GOAL: Copy out all of the material exactly.

DATA PROVIDED:
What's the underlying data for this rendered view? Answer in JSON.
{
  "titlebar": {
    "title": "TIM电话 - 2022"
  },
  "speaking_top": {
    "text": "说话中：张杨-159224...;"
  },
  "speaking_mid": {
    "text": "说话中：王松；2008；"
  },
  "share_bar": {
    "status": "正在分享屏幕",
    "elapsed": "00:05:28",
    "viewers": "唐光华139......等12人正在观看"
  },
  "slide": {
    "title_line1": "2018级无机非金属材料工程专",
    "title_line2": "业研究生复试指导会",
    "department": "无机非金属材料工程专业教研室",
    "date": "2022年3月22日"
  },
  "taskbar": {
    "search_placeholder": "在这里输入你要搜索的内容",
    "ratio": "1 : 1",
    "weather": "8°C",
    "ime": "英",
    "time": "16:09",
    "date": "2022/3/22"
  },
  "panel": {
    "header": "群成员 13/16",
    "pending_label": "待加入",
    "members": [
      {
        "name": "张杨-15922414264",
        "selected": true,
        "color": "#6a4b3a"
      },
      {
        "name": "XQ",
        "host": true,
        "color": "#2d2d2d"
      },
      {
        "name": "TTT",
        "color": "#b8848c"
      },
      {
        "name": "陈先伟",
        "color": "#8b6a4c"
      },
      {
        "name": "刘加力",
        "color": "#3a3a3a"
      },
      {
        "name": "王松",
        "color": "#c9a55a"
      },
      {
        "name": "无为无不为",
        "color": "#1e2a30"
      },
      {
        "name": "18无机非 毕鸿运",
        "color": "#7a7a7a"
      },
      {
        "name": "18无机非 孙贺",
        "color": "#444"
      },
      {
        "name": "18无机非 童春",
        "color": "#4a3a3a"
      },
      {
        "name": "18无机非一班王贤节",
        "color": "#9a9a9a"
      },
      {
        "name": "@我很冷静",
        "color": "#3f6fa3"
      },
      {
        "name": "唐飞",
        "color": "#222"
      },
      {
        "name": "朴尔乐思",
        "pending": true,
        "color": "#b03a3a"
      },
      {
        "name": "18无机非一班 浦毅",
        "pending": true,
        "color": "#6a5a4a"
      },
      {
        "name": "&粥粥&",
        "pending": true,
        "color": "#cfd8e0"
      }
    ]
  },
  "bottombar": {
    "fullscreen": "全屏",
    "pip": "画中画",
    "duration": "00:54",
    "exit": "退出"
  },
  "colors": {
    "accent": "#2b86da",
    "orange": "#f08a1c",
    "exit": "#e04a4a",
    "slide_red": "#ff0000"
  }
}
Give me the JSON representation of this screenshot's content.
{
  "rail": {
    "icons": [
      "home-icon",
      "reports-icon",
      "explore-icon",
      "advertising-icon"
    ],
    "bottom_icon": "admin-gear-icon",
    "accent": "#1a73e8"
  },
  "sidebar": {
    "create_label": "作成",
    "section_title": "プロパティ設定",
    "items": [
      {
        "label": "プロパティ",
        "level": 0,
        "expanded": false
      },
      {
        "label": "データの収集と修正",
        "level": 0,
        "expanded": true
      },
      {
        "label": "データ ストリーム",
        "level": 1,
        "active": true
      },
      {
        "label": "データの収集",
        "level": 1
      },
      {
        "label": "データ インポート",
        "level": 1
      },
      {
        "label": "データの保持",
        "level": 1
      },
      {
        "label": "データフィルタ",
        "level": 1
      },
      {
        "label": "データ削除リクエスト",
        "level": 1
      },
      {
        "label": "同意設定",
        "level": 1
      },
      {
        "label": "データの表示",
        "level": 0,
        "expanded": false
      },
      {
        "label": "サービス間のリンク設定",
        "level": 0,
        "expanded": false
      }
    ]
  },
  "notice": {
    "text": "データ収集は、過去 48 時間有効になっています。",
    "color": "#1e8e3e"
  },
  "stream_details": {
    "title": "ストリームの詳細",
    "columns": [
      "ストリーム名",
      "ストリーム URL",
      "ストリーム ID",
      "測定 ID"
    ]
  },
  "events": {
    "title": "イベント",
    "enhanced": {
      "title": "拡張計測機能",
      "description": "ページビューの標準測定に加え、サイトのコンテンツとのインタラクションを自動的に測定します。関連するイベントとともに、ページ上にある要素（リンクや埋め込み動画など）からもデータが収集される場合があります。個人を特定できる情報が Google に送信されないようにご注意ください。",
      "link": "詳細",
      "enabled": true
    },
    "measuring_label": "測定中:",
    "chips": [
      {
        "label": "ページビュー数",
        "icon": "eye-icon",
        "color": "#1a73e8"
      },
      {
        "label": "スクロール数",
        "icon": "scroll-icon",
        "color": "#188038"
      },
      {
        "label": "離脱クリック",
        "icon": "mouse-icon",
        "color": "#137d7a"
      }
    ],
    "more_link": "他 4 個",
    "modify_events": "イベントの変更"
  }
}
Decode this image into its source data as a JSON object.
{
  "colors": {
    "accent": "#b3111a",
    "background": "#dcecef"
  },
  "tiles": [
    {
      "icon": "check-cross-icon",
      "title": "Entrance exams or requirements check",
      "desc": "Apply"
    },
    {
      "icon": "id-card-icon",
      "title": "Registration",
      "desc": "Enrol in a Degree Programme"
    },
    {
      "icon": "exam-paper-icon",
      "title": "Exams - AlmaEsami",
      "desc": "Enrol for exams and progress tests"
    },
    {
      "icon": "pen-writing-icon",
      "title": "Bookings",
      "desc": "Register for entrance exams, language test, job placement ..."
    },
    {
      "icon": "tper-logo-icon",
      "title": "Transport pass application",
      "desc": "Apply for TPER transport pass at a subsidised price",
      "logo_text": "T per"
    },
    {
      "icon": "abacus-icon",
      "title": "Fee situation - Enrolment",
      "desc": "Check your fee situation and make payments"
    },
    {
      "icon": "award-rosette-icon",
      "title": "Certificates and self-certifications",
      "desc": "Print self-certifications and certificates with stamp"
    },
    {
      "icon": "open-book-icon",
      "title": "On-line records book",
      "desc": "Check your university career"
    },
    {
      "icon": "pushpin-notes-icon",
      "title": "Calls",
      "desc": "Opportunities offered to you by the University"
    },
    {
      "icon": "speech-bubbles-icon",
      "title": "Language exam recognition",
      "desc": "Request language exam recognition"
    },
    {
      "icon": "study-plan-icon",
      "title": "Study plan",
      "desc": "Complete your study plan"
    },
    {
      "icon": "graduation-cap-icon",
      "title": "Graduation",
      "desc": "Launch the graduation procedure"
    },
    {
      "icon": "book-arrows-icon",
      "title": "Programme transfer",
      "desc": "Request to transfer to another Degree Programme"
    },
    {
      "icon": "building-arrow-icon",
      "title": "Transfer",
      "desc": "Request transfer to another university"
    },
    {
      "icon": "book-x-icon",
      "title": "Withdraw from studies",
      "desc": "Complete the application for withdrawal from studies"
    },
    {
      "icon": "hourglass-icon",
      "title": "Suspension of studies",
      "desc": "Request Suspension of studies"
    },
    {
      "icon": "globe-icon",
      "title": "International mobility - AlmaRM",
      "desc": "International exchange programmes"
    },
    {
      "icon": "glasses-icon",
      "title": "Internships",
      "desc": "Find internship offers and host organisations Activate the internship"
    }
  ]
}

EXPECTED OUTPUT:
What's the underlying data for this rendered view? Answer in JSON.
{
  "titlebar": {
    "title": "TIM电话 - 2022"
  },
  "speaking_top": {
    "text": "说话中：张杨-159224...;"
  },
  "speaking_mid": {
    "text": "说话中：王松；2008；"
  },
  "share_bar": {
    "status": "正在分享屏幕",
    "elapsed": "00:05:28",
    "viewers": "唐光华139......等12人正在观看"
  },
  "slide": {
    "title_line1": "2018级无机非金属材料工程专",
    "title_line2": "业研究生复试指导会",
    "department": "无机非金属材料工程专业教研室",
    "date": "2022年3月22日"
  },
  "taskbar": {
    "search_placeholder": "在这里输入你要搜索的内容",
    "ratio": "1 : 1",
    "weather": "8°C",
    "ime": "英",
    "time": "16:09",
    "date": "2022/3/22"
  },
  "panel": {
    "header": "群成员 13/16",
    "pending_label": "待加入",
    "members": [
      {
        "name": "张杨-15922414264",
        "selected": true,
        "color": "#6a4b3a"
      },
      {
        "name": "XQ",
        "host": true,
        "color": "#2d2d2d"
      },
      {
        "name": "TTT",
        "color": "#b8848c"
      },
      {
        "name": "陈先伟",
        "color": "#8b6a4c"
      },
      {
        "name": "刘加力",
        "color": "#3a3a3a"
      },
      {
        "name": "王松",
        "color": "#c9a55a"
      },
      {
        "name": "无为无不为",
        "color": "#1e2a30"
      },
      {
        "name": "18无机非 毕鸿运",
        "color": "#7a7a7a"
      },
      {
        "name": "18无机非 孙贺",
        "color": "#444"
      },
      {
        "name": "18无机非 童春",
        "color": "#4a3a3a"
      },
      {
        "name": "18无机非一班王贤节",
        "color": "#9a9a9a"
      },
      {
        "name": "@我很冷静",
        "color": "#3f6fa3"
      },
      {
        "name": "唐飞",
        "color": "#222"
      },
      {
        "name": "朴尔乐思",
        "pending": true,
        "color": "#b03a3a"
      },
      {
        "name": "18无机非一班 浦毅",
        "pending": true,
        "color": "#6a5a4a"
      },
      {
        "name": "&粥粥&",
        "pending": true,
        "color": "#cfd8e0"
      }
    ]
  },
  "bottombar": {
    "fullscreen": "全屏",
    "pip": "画中画",
    "duration": "00:54",
    "exit": "退出"
  },
  "colors": {
    "accent": "#2b86da",
    "orange": "#f08a1c",
    "exit": "#e04a4a",
    "slide_red": "#ff0000"
  }
}
Give me the JSON representation of this screenshot's content.
{
  "rail": {
    "icons": [
      "home-icon",
      "reports-icon",
      "explore-icon",
      "advertising-icon"
    ],
    "bottom_icon": "admin-gear-icon",
    "accent": "#1a73e8"
  },
  "sidebar": {
    "create_label": "作成",
    "section_title": "プロパティ設定",
    "items": [
      {
        "label": "プロパティ",
        "level": 0,
        "expanded": false
      },
      {
        "label": "データの収集と修正",
        "level": 0,
        "expanded": true
      },
      {
        "label": "データ ストリーム",
        "level": 1,
        "active": true
      },
      {
        "label": "データの収集",
        "level": 1
      },
      {
        "label": "データ インポート",
        "level": 1
      },
      {
        "label": "データの保持",
        "level": 1
      },
      {
        "label": "データフィルタ",
        "level": 1
      },
      {
        "label": "データ削除リクエスト",
        "level": 1
      },
      {
        "label": "同意設定",
        "level": 1
      },
      {
        "label": "データの表示",
        "level": 0,
        "expanded": false
      },
      {
        "label": "サービス間のリンク設定",
        "level": 0,
        "expanded": false
      }
    ]
  },
  "notice": {
    "text": "データ収集は、過去 48 時間有効になっています。",
    "color": "#1e8e3e"
  },
  "stream_details": {
    "title": "ストリームの詳細",
    "columns": [
      "ストリーム名",
      "ストリーム URL",
      "ストリーム ID",
      "測定 ID"
    ]
  },
  "events": {
    "title": "イベント",
    "enhanced": {
      "title": "拡張計測機能",
      "description": "ページビューの標準測定に加え、サイトのコンテンツとのインタラクションを自動的に測定します。関連するイベントとともに、ページ上にある要素（リンクや埋め込み動画など）からもデータが収集される場合があります。個人を特定できる情報が Google に送信されないようにご注意ください。",
      "link": "詳細",
      "enabled": true
    },
    "measuring_label": "測定中:",
    "chips": [
      {
        "label": "ページビュー数",
        "icon": "eye-icon",
        "color": "#1a73e8"
      },
      {
        "label": "スクロール数",
        "icon": "scroll-icon",
        "color": "#188038"
      },
      {
        "label": "離脱クリック",
        "icon": "mouse-icon",
        "color": "#137d7a"
      }
    ],
    "more_link": "他 4 個",
    "modify_events": "イベントの変更"
  }
}
Decode this image into its source data as a JSON object.
{
  "colors": {
    "accent": "#b3111a",
    "background": "#dcecef"
  },
  "tiles": [
    {
      "icon": "check-cross-icon",
      "title": "Entrance exams or requirements check",
      "desc": "Apply"
    },
    {
      "icon": "id-card-icon",
      "title": "Registration",
      "desc": "Enrol in a Degree Programme"
    },
    {
      "icon": "exam-paper-icon",
      "title": "Exams - AlmaEsami",
      "desc": "Enrol for exams and progress tests"
    },
    {
      "icon": "pen-writing-icon",
      "title": "Bookings",
      "desc": "Register for entrance exams, language test, job placement ..."
    },
    {
      "icon": "tper-logo-icon",
      "title": "Transport pass application",
      "desc": "Apply for TPER transport pass at a subsidised price",
      "logo_text": "T per"
    },
    {
      "icon": "abacus-icon",
      "title": "Fee situation - Enrolment",
      "desc": "Check your fee situation and make payments"
    },
    {
      "icon": "award-rosette-icon",
      "title": "Certificates and self-certifications",
      "desc": "Print self-certifications and certificates with stamp"
    },
    {
      "icon": "open-book-icon",
      "title": "On-line records book",
      "desc": "Check your university career"
    },
    {
      "icon": "pushpin-notes-icon",
      "title": "Calls",
      "desc": "Opportunities offered to you by the University"
    },
    {
      "icon": "speech-bubbles-icon",
      "title": "Language exam recognition",
      "desc": "Request language exam recognition"
    },
    {
      "icon": "study-plan-icon",
      "title": "Study plan",
      "desc": "Complete your study plan"
    },
    {
      "icon": "graduation-cap-icon",
      "title": "Graduation",
      "desc": "Launch the graduation procedure"
    },
    {
      "icon": "book-arrows-icon",
      "title": "Programme transfer",
      "desc": "Request to transfer to another Degree Programme"
    },
    {
      "icon": "building-arrow-icon",
      "title": "Transfer",
      "desc": "Request transfer to another university"
    },
    {
      "icon": "book-x-icon",
      "title": "Withdraw from studies",
      "desc": "Complete the application for withdrawal from studies"
    },
    {
      "icon": "hourglass-icon",
      "title": "Suspension of studies",
      "desc": "Request Suspension of studies"
    },
    {
      "icon": "globe-icon",
      "title": "International mobility - AlmaRM",
      "desc": "International exchange programmes"
    },
    {
      "icon": "glasses-icon",
      "title": "Internships",
      "desc": "Find internship offers and host organisations Activate the internship"
    }
  ]
}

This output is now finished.